> **INPUT FOR THIS TASK**
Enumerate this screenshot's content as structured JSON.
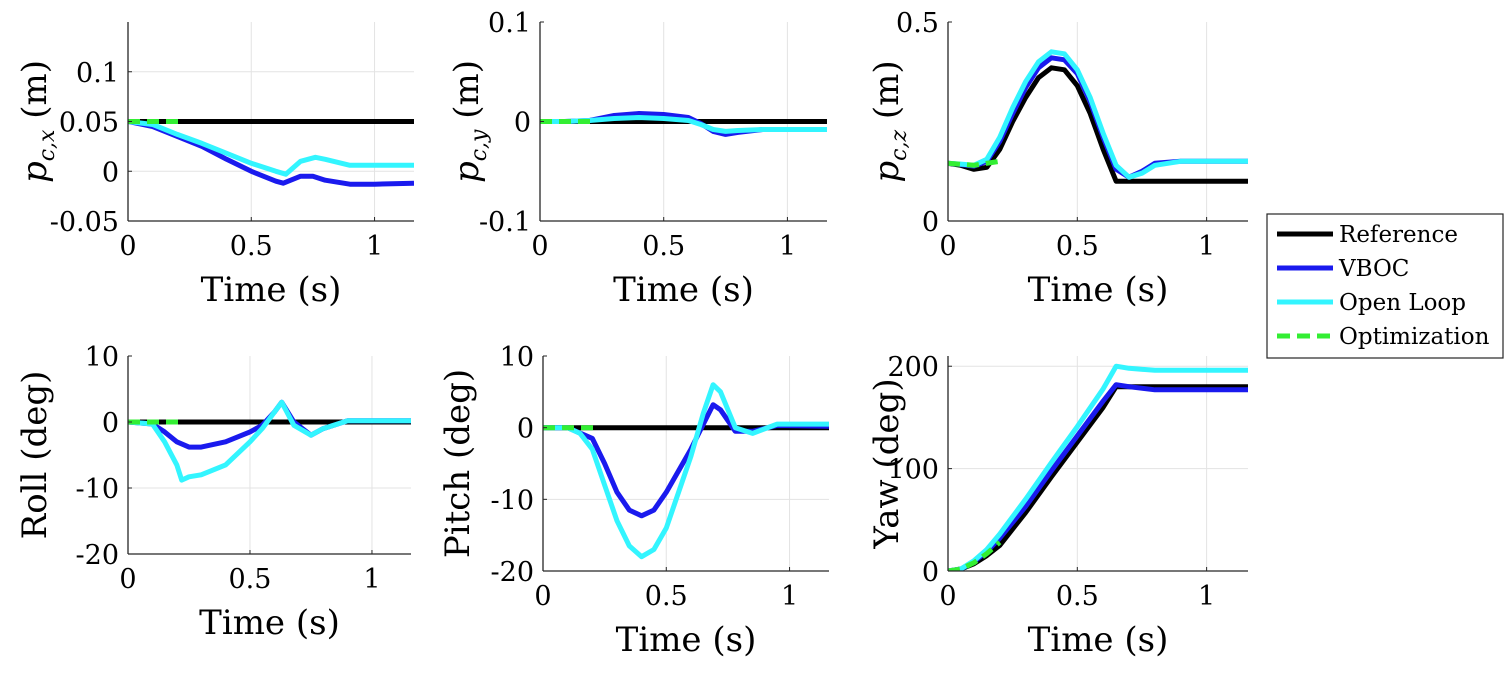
{
  "legend": {
    "entries": [
      {
        "label": "Reference",
        "color": "#000000",
        "dash": "solid"
      },
      {
        "label": "VBOC",
        "color": "#1a1aee",
        "dash": "solid"
      },
      {
        "label": "Open Loop",
        "color": "#33f5ff",
        "dash": "solid"
      },
      {
        "label": "Optimization",
        "color": "#33ee33",
        "dash": "dashed"
      }
    ]
  },
  "chart_data": [
    {
      "type": "line",
      "ylabel": {
        "base": "p",
        "sub": "c,x",
        "unit": " (m)"
      },
      "xlabel": "Time (s)",
      "xlim": [
        0,
        1.16
      ],
      "ylim": [
        -0.05,
        0.15
      ],
      "xticks": [
        0,
        0.5,
        1
      ],
      "xtick_labels": [
        "0",
        "0.5",
        "1"
      ],
      "yticks": [
        -0.05,
        0,
        0.05,
        0.1
      ],
      "ytick_labels": [
        "-0.05",
        "0",
        "0.05",
        "0.1"
      ],
      "series": [
        {
          "name": "Reference",
          "x": [
            0,
            1.16
          ],
          "y": [
            0.05,
            0.05
          ]
        },
        {
          "name": "VBOC",
          "x": [
            0,
            0.1,
            0.2,
            0.3,
            0.4,
            0.5,
            0.6,
            0.63,
            0.7,
            0.75,
            0.8,
            0.9,
            1.0,
            1.16
          ],
          "y": [
            0.05,
            0.045,
            0.035,
            0.025,
            0.012,
            0.0,
            -0.01,
            -0.012,
            -0.005,
            -0.005,
            -0.009,
            -0.013,
            -0.013,
            -0.012
          ]
        },
        {
          "name": "Open Loop",
          "x": [
            0,
            0.1,
            0.2,
            0.3,
            0.4,
            0.5,
            0.6,
            0.64,
            0.7,
            0.76,
            0.8,
            0.9,
            1.0,
            1.16
          ],
          "y": [
            0.05,
            0.047,
            0.037,
            0.028,
            0.018,
            0.008,
            0.0,
            -0.003,
            0.01,
            0.014,
            0.012,
            0.006,
            0.006,
            0.006
          ]
        },
        {
          "name": "Optimization",
          "x": [
            0,
            0.22
          ],
          "y": [
            0.05,
            0.05
          ]
        }
      ]
    },
    {
      "type": "line",
      "ylabel": {
        "base": "p",
        "sub": "c,y",
        "unit": " (m)"
      },
      "xlabel": "Time (s)",
      "xlim": [
        0,
        1.16
      ],
      "ylim": [
        -0.1,
        0.1
      ],
      "xticks": [
        0,
        0.5,
        1
      ],
      "xtick_labels": [
        "0",
        "0.5",
        "1"
      ],
      "yticks": [
        -0.1,
        0,
        0.1
      ],
      "ytick_labels": [
        "-0.1",
        "0",
        "0.1"
      ],
      "series": [
        {
          "name": "Reference",
          "x": [
            0,
            1.16
          ],
          "y": [
            0,
            0
          ]
        },
        {
          "name": "VBOC",
          "x": [
            0,
            0.1,
            0.2,
            0.3,
            0.4,
            0.5,
            0.6,
            0.65,
            0.7,
            0.75,
            0.8,
            0.9,
            1.0,
            1.16
          ],
          "y": [
            0,
            0,
            0.001,
            0.006,
            0.008,
            0.007,
            0.004,
            -0.002,
            -0.01,
            -0.013,
            -0.011,
            -0.008,
            -0.008,
            -0.008
          ]
        },
        {
          "name": "Open Loop",
          "x": [
            0,
            0.1,
            0.2,
            0.3,
            0.4,
            0.5,
            0.6,
            0.65,
            0.7,
            0.75,
            0.8,
            0.9,
            1.0,
            1.16
          ],
          "y": [
            0,
            0,
            0.001,
            0.003,
            0.004,
            0.003,
            0.001,
            -0.003,
            -0.008,
            -0.01,
            -0.009,
            -0.008,
            -0.008,
            -0.008
          ]
        },
        {
          "name": "Optimization",
          "x": [
            0,
            0.22
          ],
          "y": [
            0,
            0
          ]
        }
      ]
    },
    {
      "type": "line",
      "ylabel": {
        "base": "p",
        "sub": "c,z",
        "unit": " (m)"
      },
      "xlabel": "Time (s)",
      "xlim": [
        0,
        1.16
      ],
      "ylim": [
        0,
        0.5
      ],
      "xticks": [
        0,
        0.5,
        1
      ],
      "xtick_labels": [
        "0",
        "0.5",
        "1"
      ],
      "yticks": [
        0,
        0.5
      ],
      "ytick_labels": [
        "0",
        "0.5"
      ],
      "series": [
        {
          "name": "Reference",
          "x": [
            0,
            0.05,
            0.1,
            0.15,
            0.2,
            0.25,
            0.3,
            0.35,
            0.4,
            0.45,
            0.5,
            0.55,
            0.6,
            0.65,
            0.7,
            1.16
          ],
          "y": [
            0.145,
            0.14,
            0.13,
            0.135,
            0.18,
            0.25,
            0.31,
            0.36,
            0.385,
            0.38,
            0.34,
            0.27,
            0.18,
            0.1,
            0.1,
            0.1
          ]
        },
        {
          "name": "VBOC",
          "x": [
            0,
            0.05,
            0.1,
            0.15,
            0.2,
            0.25,
            0.3,
            0.35,
            0.4,
            0.45,
            0.5,
            0.55,
            0.6,
            0.65,
            0.7,
            0.75,
            0.8,
            0.9,
            1.0,
            1.16
          ],
          "y": [
            0.145,
            0.142,
            0.138,
            0.15,
            0.2,
            0.27,
            0.335,
            0.385,
            0.41,
            0.405,
            0.37,
            0.3,
            0.21,
            0.13,
            0.11,
            0.125,
            0.145,
            0.15,
            0.15,
            0.15
          ]
        },
        {
          "name": "Open Loop",
          "x": [
            0,
            0.05,
            0.1,
            0.15,
            0.2,
            0.25,
            0.3,
            0.35,
            0.4,
            0.45,
            0.5,
            0.55,
            0.6,
            0.65,
            0.7,
            0.75,
            0.8,
            0.9,
            1.0,
            1.16
          ],
          "y": [
            0.145,
            0.143,
            0.14,
            0.155,
            0.21,
            0.285,
            0.35,
            0.4,
            0.425,
            0.42,
            0.38,
            0.31,
            0.22,
            0.14,
            0.11,
            0.12,
            0.14,
            0.15,
            0.15,
            0.15
          ]
        },
        {
          "name": "Optimization",
          "x": [
            0,
            0.1,
            0.2
          ],
          "y": [
            0.145,
            0.14,
            0.15
          ]
        }
      ]
    },
    {
      "type": "line",
      "ylabel": {
        "text": "Roll (deg)"
      },
      "xlabel": "Time (s)",
      "xlim": [
        0,
        1.16
      ],
      "ylim": [
        -20,
        10
      ],
      "xticks": [
        0,
        0.5,
        1
      ],
      "xtick_labels": [
        "0",
        "0.5",
        "1"
      ],
      "yticks": [
        -20,
        -10,
        0,
        10
      ],
      "ytick_labels": [
        "-20",
        "-10",
        "0",
        "10"
      ],
      "series": [
        {
          "name": "Reference",
          "x": [
            0,
            1.16
          ],
          "y": [
            0,
            0
          ]
        },
        {
          "name": "VBOC",
          "x": [
            0,
            0.1,
            0.15,
            0.2,
            0.25,
            0.3,
            0.4,
            0.5,
            0.55,
            0.6,
            0.63,
            0.68,
            0.75,
            0.8,
            0.9,
            1.0,
            1.16
          ],
          "y": [
            0,
            -0.3,
            -1.5,
            -3,
            -3.8,
            -3.8,
            -3,
            -1.5,
            -0.5,
            1.5,
            3,
            0,
            -2,
            -1,
            0.2,
            0.2,
            0.2
          ]
        },
        {
          "name": "Open Loop",
          "x": [
            0,
            0.1,
            0.15,
            0.2,
            0.22,
            0.25,
            0.3,
            0.4,
            0.5,
            0.55,
            0.6,
            0.63,
            0.68,
            0.75,
            0.8,
            0.9,
            1.0,
            1.16
          ],
          "y": [
            0,
            -0.3,
            -3,
            -6.5,
            -8.8,
            -8.3,
            -8,
            -6.5,
            -3,
            -1,
            1.5,
            3,
            -0.5,
            -2,
            -1,
            0.2,
            0.2,
            0.2
          ]
        },
        {
          "name": "Optimization",
          "x": [
            0,
            0.22
          ],
          "y": [
            0,
            0
          ]
        }
      ]
    },
    {
      "type": "line",
      "ylabel": {
        "text": "Pitch (deg)"
      },
      "xlabel": "Time (s)",
      "xlim": [
        0,
        1.16
      ],
      "ylim": [
        -20,
        10
      ],
      "xticks": [
        0,
        0.5,
        1
      ],
      "xtick_labels": [
        "0",
        "0.5",
        "1"
      ],
      "yticks": [
        -20,
        -10,
        0,
        10
      ],
      "ytick_labels": [
        "-20",
        "-10",
        "0",
        "10"
      ],
      "series": [
        {
          "name": "Reference",
          "x": [
            0,
            1.16
          ],
          "y": [
            0,
            0
          ]
        },
        {
          "name": "VBOC",
          "x": [
            0,
            0.1,
            0.2,
            0.25,
            0.3,
            0.35,
            0.4,
            0.45,
            0.5,
            0.55,
            0.6,
            0.65,
            0.69,
            0.72,
            0.78,
            0.85,
            0.95,
            1.16
          ],
          "y": [
            0,
            0,
            -1.5,
            -5,
            -9,
            -11.5,
            -12.3,
            -11.5,
            -9,
            -6,
            -3,
            0.5,
            3.2,
            2.5,
            -0.5,
            -0.5,
            0.3,
            0.2
          ]
        },
        {
          "name": "Open Loop",
          "x": [
            0,
            0.1,
            0.15,
            0.2,
            0.25,
            0.3,
            0.35,
            0.4,
            0.45,
            0.5,
            0.55,
            0.6,
            0.65,
            0.69,
            0.72,
            0.78,
            0.85,
            0.95,
            1.16
          ],
          "y": [
            0,
            0,
            -0.8,
            -3,
            -8,
            -13,
            -16.5,
            -18,
            -17,
            -14,
            -9,
            -4,
            2,
            6,
            5,
            0,
            -0.8,
            0.5,
            0.5
          ]
        },
        {
          "name": "Optimization",
          "x": [
            0,
            0.22
          ],
          "y": [
            0,
            0
          ]
        }
      ]
    },
    {
      "type": "line",
      "ylabel": {
        "text": "Yaw (deg)"
      },
      "xlabel": "Time (s)",
      "xlim": [
        0,
        1.16
      ],
      "ylim": [
        0,
        210
      ],
      "xticks": [
        0,
        0.5,
        1
      ],
      "xtick_labels": [
        "0",
        "0.5",
        "1"
      ],
      "yticks": [
        0,
        100,
        200
      ],
      "ytick_labels": [
        "0",
        "100",
        "200"
      ],
      "series": [
        {
          "name": "Reference",
          "x": [
            0,
            0.05,
            0.1,
            0.15,
            0.2,
            0.3,
            0.4,
            0.5,
            0.6,
            0.65,
            1.16
          ],
          "y": [
            0,
            2,
            7,
            15,
            25,
            57,
            92,
            126,
            160,
            180,
            180
          ]
        },
        {
          "name": "VBOC",
          "x": [
            0,
            0.05,
            0.1,
            0.15,
            0.2,
            0.3,
            0.4,
            0.5,
            0.6,
            0.65,
            0.7,
            0.8,
            1.16
          ],
          "y": [
            0,
            2,
            9,
            19,
            32,
            63,
            98,
            132,
            166,
            182,
            180,
            177,
            177
          ]
        },
        {
          "name": "Open Loop",
          "x": [
            0,
            0.05,
            0.1,
            0.15,
            0.2,
            0.3,
            0.4,
            0.5,
            0.6,
            0.65,
            0.7,
            0.8,
            1.16
          ],
          "y": [
            0,
            2,
            10,
            21,
            36,
            70,
            106,
            141,
            178,
            200,
            198,
            196,
            196
          ]
        },
        {
          "name": "Optimization",
          "x": [
            0,
            0.05,
            0.1,
            0.15,
            0.2
          ],
          "y": [
            0,
            2,
            8,
            17,
            28
          ]
        }
      ]
    }
  ]
}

> **EXERCISE INSTRUCTIONS**
Of all the lines in the entries, how many contain the word "text"? Give only the number.

> **TASK RESULT**
3